-- Input material --
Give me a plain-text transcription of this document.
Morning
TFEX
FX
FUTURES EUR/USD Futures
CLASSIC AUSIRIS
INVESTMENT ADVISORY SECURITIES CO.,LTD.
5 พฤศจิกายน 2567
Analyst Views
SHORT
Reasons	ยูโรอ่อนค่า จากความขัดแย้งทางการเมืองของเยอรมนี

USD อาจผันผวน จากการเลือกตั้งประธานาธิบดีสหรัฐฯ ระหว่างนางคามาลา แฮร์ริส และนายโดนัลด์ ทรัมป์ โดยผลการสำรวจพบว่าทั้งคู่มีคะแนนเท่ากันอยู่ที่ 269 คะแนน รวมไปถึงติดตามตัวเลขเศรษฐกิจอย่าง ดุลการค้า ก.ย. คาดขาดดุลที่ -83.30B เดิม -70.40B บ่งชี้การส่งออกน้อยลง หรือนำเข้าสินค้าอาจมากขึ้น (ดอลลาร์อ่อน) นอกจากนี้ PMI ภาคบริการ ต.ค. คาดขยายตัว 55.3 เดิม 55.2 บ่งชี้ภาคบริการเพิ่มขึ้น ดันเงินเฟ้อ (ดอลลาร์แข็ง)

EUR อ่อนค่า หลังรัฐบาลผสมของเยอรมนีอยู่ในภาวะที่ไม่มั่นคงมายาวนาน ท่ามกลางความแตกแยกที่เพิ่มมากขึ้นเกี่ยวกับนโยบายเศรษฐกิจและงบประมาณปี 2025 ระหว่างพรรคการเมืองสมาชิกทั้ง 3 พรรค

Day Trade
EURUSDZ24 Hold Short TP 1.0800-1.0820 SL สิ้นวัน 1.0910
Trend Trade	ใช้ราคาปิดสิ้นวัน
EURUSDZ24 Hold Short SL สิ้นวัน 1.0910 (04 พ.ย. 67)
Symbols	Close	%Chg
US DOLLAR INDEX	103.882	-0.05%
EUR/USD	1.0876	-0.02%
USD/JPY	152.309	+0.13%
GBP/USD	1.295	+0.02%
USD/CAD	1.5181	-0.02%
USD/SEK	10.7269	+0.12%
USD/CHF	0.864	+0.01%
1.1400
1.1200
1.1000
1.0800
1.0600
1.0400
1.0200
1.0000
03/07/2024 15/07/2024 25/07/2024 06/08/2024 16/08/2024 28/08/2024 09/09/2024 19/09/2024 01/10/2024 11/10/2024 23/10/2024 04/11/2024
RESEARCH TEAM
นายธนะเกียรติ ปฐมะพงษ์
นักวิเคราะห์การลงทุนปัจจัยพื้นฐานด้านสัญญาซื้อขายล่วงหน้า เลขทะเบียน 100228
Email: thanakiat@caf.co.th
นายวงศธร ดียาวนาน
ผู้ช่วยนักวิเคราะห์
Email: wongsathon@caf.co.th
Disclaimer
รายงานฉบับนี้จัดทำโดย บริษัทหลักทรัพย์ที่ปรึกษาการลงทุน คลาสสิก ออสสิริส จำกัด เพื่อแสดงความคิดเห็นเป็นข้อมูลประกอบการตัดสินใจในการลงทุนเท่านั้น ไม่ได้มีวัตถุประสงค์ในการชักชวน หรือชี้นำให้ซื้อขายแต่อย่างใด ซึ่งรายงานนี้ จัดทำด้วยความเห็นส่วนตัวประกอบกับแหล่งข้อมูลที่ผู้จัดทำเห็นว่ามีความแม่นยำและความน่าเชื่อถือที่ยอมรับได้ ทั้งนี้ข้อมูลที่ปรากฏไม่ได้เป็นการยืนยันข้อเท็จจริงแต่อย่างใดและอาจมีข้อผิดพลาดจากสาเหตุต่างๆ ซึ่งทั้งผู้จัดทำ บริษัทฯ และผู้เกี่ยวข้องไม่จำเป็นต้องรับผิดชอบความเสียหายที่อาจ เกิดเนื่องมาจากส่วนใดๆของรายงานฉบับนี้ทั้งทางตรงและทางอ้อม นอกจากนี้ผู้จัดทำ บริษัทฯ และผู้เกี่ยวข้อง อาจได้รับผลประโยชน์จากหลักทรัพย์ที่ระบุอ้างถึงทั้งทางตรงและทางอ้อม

-- Exercise directions --
Retype the listing exactly, in full.

-- Solution to this problem --
Give me a plain-text transcription of this document.
Morning
TFEX
FX
FUTURES EUR/USD Futures
CLASSIC AUSIRIS
INVESTMENT ADVISORY SECURITIES CO.,LTD.
5 พฤศจิกายน 2567
Analyst Views
SHORT
Reasons	ยูโรอ่อนค่า จากความขัดแย้งทางการเมืองของเยอรมนี

USD อาจผันผวน จากการเลือกตั้งประธานาธิบดีสหรัฐฯ ระหว่างนางคามาลา แฮร์ริส และนายโดนัลด์ ทรัมป์ โดยผลการสำรวจพบว่าทั้งคู่มีคะแนนเท่ากันอยู่ที่ 269 คะแนน รวมไปถึงติดตามตัวเลขเศรษฐกิจอย่าง ดุลการค้า ก.ย. คาดขาดดุลที่ -83.30B เดิม -70.40B บ่งชี้การส่งออกน้อยลง หรือนำเข้าสินค้าอาจมากขึ้น (ดอลลาร์อ่อน) นอกจากนี้ PMI ภาคบริการ ต.ค. คาดขยายตัว 55.3 เดิม 55.2 บ่งชี้ภาคบริการเพิ่มขึ้น ดันเงินเฟ้อ (ดอลลาร์แข็ง)

EUR อ่อนค่า หลังรัฐบาลผสมของเยอรมนีอยู่ในภาวะที่ไม่มั่นคงมายาวนาน ท่ามกลางความแตกแยกที่เพิ่มมากขึ้นเกี่ยวกับนโยบายเศรษฐกิจและงบประมาณปี 2025 ระหว่างพรรคการเมืองสมาชิกทั้ง 3 พรรค

Day Trade
EURUSDZ24 Hold Short TP 1.0800-1.0820 SL สิ้นวัน 1.0910
Trend Trade	ใช้ราคาปิดสิ้นวัน
EURUSDZ24 Hold Short SL สิ้นวัน 1.0910 (04 พ.ย. 67)
Symbols	Close	%Chg
US DOLLAR INDEX	103.882	-0.05%
EUR/USD	1.0876	-0.02%
USD/JPY	152.309	+0.13%
GBP/USD	1.295	+0.02%
USD/CAD	1.5181	-0.02%
USD/SEK	10.7269	+0.12%
USD/CHF	0.864	+0.01%
1.1400
1.1200
1.1000
1.0800
1.0600
1.0400
1.0200
1.0000
03/07/2024 15/07/2024 25/07/2024 06/08/2024 16/08/2024 28/08/2024 09/09/2024 19/09/2024 01/10/2024 11/10/2024 23/10/2024 04/11/2024
RESEARCH TEAM
นายธนะเกียรติ ปฐมะพงษ์
นักวิเคราะห์การลงทุนปัจจัยพื้นฐานด้านสัญญาซื้อขายล่วงหน้า เลขทะเบียน 100228
Email: thanakiat@caf.co.th
นายวงศธร ดียาวนาน
ผู้ช่วยนักวิเคราะห์
Email: wongsathon@caf.co.th
Disclaimer
รายงานฉบับนี้จัดทำโดย บริษัทหลักทรัพย์ที่ปรึกษาการลงทุน คลาสสิก ออสสิริส จำกัด เพื่อแสดงความคิดเห็นเป็นข้อมูลประกอบการตัดสินใจในการลงทุนเท่านั้น ไม่ได้มีวัตถุประสงค์ในการชักชวน หรือชี้นำให้ซื้อขายแต่อย่างใด ซึ่งรายงานนี้ จัดทำด้วยความเห็นส่วนตัวประกอบกับแหล่งข้อมูลที่ผู้จัดทำเห็นว่ามีความแม่นยำและความน่าเชื่อถือที่ยอมรับได้ ทั้งนี้ข้อมูลที่ปรากฏไม่ได้เป็นการยืนยันข้อเท็จจริงแต่อย่างใดและอาจมีข้อผิดพลาดจากสาเหตุต่างๆ ซึ่งทั้งผู้จัดทำ บริษัทฯ และผู้เกี่ยวข้องไม่จำเป็นต้องรับผิดชอบความเสียหายที่อาจ เกิดเนื่องมาจากส่วนใดๆของรายงานฉบับนี้ทั้งทางตรงและทางอ้อม นอกจากนี้ผู้จัดทำ บริษัทฯ และผู้เกี่ยวข้อง อาจได้รับผลประโยชน์จากหลักทรัพย์ที่ระบุอ้างถึงทั้งทางตรงและทางอ้อม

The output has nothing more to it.